◆ **Exercise**
Give a verbatim copy of the lines below, minus the pictures.

Items listed in a dataset
==============================
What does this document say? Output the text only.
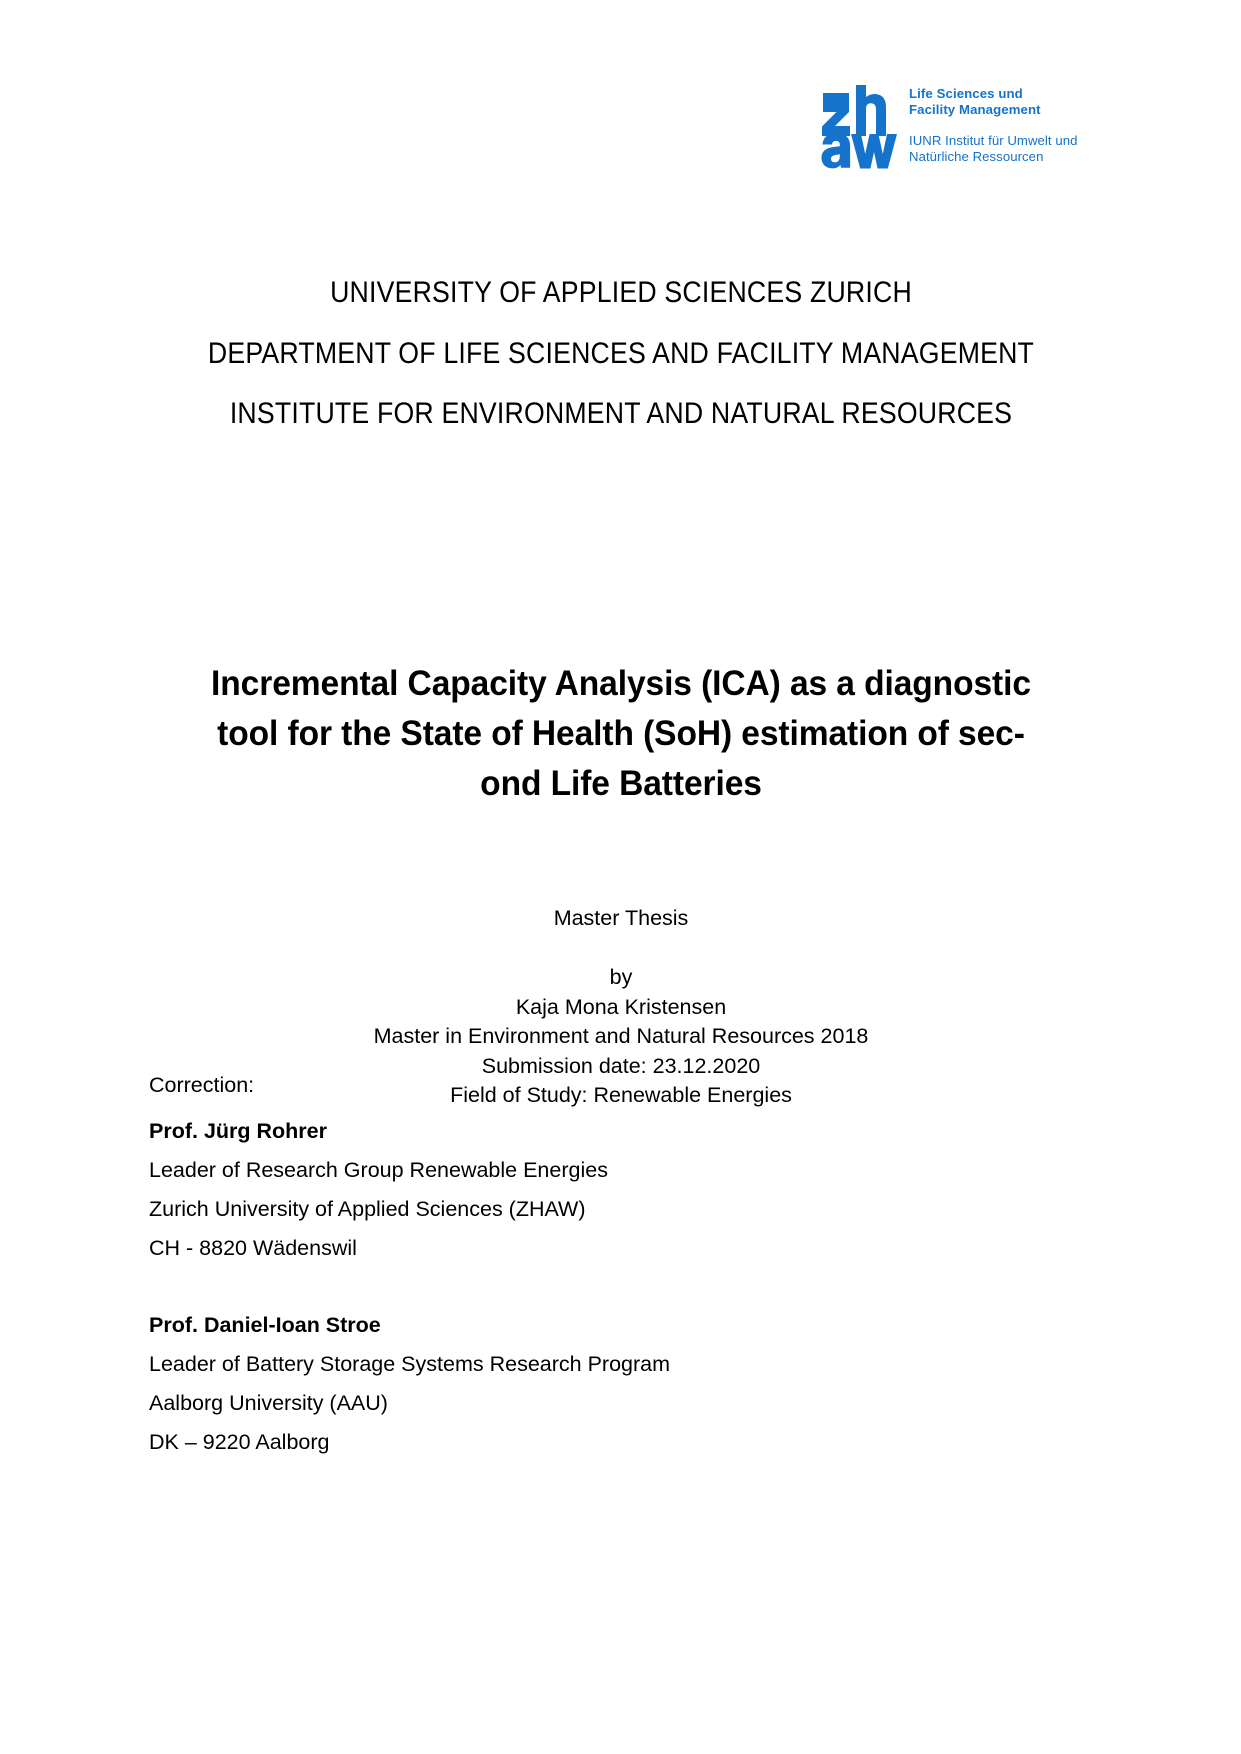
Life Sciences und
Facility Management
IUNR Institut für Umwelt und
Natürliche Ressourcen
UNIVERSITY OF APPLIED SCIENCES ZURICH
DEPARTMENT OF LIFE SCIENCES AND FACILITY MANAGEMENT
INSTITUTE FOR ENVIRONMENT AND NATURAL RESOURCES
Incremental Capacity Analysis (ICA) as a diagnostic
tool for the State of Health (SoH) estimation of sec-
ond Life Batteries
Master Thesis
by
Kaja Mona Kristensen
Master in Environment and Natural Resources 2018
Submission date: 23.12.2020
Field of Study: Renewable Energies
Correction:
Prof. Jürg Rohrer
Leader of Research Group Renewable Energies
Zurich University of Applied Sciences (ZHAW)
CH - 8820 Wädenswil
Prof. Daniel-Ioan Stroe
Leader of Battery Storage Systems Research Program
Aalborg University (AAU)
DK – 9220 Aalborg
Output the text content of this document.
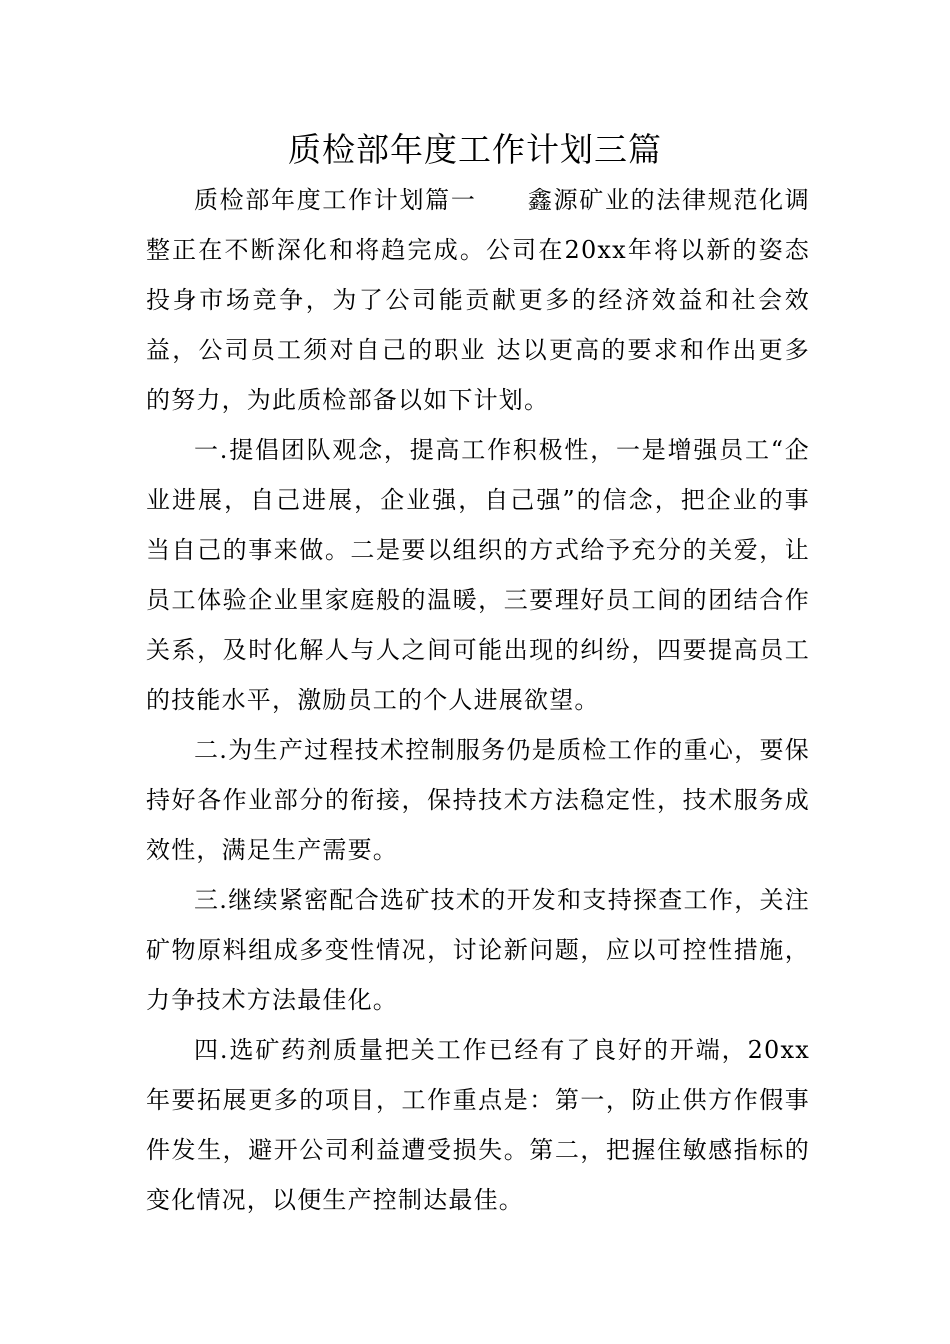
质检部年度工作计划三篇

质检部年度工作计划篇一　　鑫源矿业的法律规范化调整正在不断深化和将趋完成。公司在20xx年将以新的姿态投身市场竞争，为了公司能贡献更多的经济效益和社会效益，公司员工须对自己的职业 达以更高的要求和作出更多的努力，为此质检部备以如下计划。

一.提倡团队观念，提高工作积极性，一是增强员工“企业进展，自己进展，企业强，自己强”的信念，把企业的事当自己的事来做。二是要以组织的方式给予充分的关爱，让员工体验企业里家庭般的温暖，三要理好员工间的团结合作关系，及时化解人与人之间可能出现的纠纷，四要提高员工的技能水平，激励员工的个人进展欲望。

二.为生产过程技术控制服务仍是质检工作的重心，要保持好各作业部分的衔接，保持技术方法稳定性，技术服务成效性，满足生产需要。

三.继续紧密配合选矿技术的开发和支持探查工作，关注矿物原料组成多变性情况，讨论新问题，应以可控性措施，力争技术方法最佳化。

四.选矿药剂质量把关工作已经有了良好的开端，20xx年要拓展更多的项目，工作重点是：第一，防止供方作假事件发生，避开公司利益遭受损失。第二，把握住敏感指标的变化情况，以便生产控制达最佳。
==============================
◆ **Final result**
What does this document say? Output the text only.
Life Sciences und
Facility Management
IUNR Institut für Umwelt und
Natürliche Ressourcen
UNIVERSITY OF APPLIED SCIENCES ZURICH
DEPARTMENT OF LIFE SCIENCES AND FACILITY MANAGEMENT
INSTITUTE FOR ENVIRONMENT AND NATURAL RESOURCES
Incremental Capacity Analysis (ICA) as a diagnostic
tool for the State of Health (SoH) estimation of sec-
ond Life Batteries
Master Thesis
by
Kaja Mona Kristensen
Master in Environment and Natural Resources 2018
Submission date: 23.12.2020
Field of Study: Renewable Energies
Correction:
Prof. Jürg Rohrer
Leader of Research Group Renewable Energies
Zurich University of Applied Sciences (ZHAW)
CH - 8820 Wädenswil
Prof. Daniel-Ioan Stroe
Leader of Battery Storage Systems Research Program
Aalborg University (AAU)
DK – 9220 Aalborg
Output the text content of this document.
质检部年度工作计划三篇

质检部年度工作计划篇一　　鑫源矿业的法律规范化调整正在不断深化和将趋完成。公司在20xx年将以新的姿态投身市场竞争，为了公司能贡献更多的经济效益和社会效益，公司员工须对自己的职业 达以更高的要求和作出更多的努力，为此质检部备以如下计划。

一.提倡团队观念，提高工作积极性，一是增强员工“企业进展，自己进展，企业强，自己强”的信念，把企业的事当自己的事来做。二是要以组织的方式给予充分的关爱，让员工体验企业里家庭般的温暖，三要理好员工间的团结合作关系，及时化解人与人之间可能出现的纠纷，四要提高员工的技能水平，激励员工的个人进展欲望。

二.为生产过程技术控制服务仍是质检工作的重心，要保持好各作业部分的衔接，保持技术方法稳定性，技术服务成效性，满足生产需要。

三.继续紧密配合选矿技术的开发和支持探查工作，关注矿物原料组成多变性情况，讨论新问题，应以可控性措施，力争技术方法最佳化。

四.选矿药剂质量把关工作已经有了良好的开端，20xx年要拓展更多的项目，工作重点是：第一，防止供方作假事件发生，避开公司利益遭受损失。第二，把握住敏感指标的变化情况，以便生产控制达最佳。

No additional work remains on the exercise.